Aim:
Please copy every line of the records below that holds the word "name".

(Records contained in a dataset)
++++++

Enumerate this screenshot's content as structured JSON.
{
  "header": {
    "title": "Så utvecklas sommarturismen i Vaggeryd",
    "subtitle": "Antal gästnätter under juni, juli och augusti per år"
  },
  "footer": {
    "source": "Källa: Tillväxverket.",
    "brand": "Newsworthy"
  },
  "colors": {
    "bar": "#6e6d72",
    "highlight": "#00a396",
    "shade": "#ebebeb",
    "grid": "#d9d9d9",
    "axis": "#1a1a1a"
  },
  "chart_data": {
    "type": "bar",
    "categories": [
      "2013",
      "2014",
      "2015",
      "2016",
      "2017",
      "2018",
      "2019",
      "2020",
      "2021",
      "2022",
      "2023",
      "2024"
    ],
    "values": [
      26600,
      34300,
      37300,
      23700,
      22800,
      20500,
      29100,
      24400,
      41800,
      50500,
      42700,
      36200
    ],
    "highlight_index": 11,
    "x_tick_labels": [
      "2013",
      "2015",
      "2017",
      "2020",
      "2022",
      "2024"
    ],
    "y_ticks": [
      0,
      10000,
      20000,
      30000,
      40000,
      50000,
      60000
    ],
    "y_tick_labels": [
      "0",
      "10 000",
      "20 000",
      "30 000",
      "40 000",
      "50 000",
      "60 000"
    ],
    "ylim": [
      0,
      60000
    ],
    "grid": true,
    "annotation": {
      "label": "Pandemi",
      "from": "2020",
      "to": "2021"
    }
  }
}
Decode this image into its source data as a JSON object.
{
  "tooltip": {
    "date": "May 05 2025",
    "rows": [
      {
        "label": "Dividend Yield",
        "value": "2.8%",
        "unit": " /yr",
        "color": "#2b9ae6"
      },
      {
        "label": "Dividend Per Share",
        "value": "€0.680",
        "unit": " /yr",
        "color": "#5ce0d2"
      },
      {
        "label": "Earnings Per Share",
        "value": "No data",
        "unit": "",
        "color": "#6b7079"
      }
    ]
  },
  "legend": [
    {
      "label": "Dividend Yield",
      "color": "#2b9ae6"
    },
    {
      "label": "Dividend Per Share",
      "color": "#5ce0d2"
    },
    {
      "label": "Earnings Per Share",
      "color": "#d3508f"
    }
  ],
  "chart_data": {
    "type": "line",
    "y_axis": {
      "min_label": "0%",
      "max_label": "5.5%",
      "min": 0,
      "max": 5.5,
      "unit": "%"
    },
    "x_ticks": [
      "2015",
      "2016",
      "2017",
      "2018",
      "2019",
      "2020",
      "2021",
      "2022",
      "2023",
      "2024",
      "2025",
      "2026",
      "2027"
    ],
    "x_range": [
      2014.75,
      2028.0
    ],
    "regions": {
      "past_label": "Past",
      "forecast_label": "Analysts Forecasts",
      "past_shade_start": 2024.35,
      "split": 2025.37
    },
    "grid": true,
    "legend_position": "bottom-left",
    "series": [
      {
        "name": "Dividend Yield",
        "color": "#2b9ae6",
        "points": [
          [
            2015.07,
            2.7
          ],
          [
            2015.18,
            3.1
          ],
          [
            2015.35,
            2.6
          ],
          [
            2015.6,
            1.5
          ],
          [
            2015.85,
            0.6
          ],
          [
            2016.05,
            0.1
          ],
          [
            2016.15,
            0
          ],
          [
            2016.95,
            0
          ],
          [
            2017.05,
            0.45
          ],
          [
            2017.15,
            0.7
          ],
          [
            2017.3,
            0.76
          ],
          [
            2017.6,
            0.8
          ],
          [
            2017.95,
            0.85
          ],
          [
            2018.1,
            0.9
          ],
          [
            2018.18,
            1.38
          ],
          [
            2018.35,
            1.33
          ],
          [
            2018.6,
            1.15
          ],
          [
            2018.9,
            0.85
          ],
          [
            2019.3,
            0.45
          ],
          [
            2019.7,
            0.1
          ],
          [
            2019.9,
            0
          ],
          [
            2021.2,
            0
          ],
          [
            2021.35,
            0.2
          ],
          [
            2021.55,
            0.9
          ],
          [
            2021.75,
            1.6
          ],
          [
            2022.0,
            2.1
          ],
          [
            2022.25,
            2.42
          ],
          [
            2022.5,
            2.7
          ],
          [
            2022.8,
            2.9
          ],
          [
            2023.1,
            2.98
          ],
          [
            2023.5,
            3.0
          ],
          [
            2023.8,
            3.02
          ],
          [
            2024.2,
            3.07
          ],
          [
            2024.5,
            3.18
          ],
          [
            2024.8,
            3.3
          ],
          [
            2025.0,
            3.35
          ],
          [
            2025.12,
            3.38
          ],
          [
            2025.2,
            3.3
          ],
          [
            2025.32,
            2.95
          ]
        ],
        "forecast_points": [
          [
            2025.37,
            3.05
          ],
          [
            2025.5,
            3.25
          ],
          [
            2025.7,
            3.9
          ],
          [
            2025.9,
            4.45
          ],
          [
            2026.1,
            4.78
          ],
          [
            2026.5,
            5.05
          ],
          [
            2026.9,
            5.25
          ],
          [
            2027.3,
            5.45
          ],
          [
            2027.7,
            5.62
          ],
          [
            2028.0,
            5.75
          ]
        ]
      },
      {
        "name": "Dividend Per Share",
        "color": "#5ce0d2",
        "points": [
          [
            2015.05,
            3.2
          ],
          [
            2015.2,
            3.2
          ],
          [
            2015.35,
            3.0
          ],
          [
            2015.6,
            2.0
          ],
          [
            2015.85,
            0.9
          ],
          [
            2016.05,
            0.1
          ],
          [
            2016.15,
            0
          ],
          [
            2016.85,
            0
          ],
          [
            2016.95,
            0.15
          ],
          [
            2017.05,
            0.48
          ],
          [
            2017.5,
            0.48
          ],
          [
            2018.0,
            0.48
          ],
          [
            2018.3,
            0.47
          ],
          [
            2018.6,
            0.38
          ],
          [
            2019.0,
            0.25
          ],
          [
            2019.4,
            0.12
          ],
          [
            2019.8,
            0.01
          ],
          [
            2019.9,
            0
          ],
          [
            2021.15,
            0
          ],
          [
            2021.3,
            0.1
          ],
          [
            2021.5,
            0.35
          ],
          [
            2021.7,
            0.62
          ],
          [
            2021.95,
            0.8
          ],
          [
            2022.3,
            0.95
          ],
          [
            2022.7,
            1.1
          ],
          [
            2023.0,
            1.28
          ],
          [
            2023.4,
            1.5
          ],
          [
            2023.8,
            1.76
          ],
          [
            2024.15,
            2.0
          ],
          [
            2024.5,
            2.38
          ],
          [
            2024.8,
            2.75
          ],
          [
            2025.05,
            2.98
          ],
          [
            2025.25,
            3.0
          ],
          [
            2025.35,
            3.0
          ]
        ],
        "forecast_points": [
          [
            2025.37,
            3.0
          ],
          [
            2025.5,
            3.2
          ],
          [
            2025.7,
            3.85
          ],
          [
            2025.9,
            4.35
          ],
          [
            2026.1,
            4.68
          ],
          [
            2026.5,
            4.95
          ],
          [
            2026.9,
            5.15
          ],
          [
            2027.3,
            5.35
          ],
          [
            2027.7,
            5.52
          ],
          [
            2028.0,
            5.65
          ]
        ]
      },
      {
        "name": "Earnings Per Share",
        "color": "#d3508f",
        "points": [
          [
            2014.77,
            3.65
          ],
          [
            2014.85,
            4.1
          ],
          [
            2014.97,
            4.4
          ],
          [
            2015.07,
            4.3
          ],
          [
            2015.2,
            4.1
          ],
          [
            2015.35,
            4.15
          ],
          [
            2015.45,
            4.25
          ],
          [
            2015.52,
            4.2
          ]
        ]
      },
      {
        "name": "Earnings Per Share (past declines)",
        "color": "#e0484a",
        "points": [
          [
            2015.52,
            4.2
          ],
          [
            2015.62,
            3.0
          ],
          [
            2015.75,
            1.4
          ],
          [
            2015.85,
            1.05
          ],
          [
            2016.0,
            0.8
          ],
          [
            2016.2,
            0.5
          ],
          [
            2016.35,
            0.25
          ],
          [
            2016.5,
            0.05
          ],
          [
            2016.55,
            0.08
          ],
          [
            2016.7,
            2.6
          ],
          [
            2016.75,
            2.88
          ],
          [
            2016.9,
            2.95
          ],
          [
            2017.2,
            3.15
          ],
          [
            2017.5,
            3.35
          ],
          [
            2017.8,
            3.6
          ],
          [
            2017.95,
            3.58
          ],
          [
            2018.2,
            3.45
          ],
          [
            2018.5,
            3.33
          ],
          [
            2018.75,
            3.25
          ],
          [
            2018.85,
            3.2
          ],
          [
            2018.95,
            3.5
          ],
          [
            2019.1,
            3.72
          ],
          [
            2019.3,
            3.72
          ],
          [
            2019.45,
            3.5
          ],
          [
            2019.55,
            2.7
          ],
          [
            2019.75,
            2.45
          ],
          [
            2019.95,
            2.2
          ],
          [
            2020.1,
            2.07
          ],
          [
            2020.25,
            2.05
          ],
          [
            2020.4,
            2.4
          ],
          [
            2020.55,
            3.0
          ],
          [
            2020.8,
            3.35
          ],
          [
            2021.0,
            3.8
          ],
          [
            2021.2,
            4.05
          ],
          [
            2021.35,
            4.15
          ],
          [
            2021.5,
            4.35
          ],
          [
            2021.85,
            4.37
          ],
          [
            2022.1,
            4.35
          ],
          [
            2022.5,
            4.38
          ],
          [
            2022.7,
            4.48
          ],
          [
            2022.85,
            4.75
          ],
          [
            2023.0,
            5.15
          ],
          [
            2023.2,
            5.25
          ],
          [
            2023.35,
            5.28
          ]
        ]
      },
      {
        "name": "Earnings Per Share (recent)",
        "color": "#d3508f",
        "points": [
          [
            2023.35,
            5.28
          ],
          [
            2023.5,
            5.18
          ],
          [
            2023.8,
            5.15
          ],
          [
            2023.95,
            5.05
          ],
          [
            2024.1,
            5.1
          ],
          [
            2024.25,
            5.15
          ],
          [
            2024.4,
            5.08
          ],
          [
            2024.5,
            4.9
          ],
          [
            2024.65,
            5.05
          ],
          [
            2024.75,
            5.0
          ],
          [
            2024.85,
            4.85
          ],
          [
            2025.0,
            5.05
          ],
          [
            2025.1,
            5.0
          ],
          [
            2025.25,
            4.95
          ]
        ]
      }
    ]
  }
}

++++++

Expected output:
        "name": "Dividend Yield",
        "name": "Dividend Per Share",
        "name": "Earnings Per Share",
        "name": "Earnings Per Share (past declines)",
        "name": "Earnings Per Share (recent)",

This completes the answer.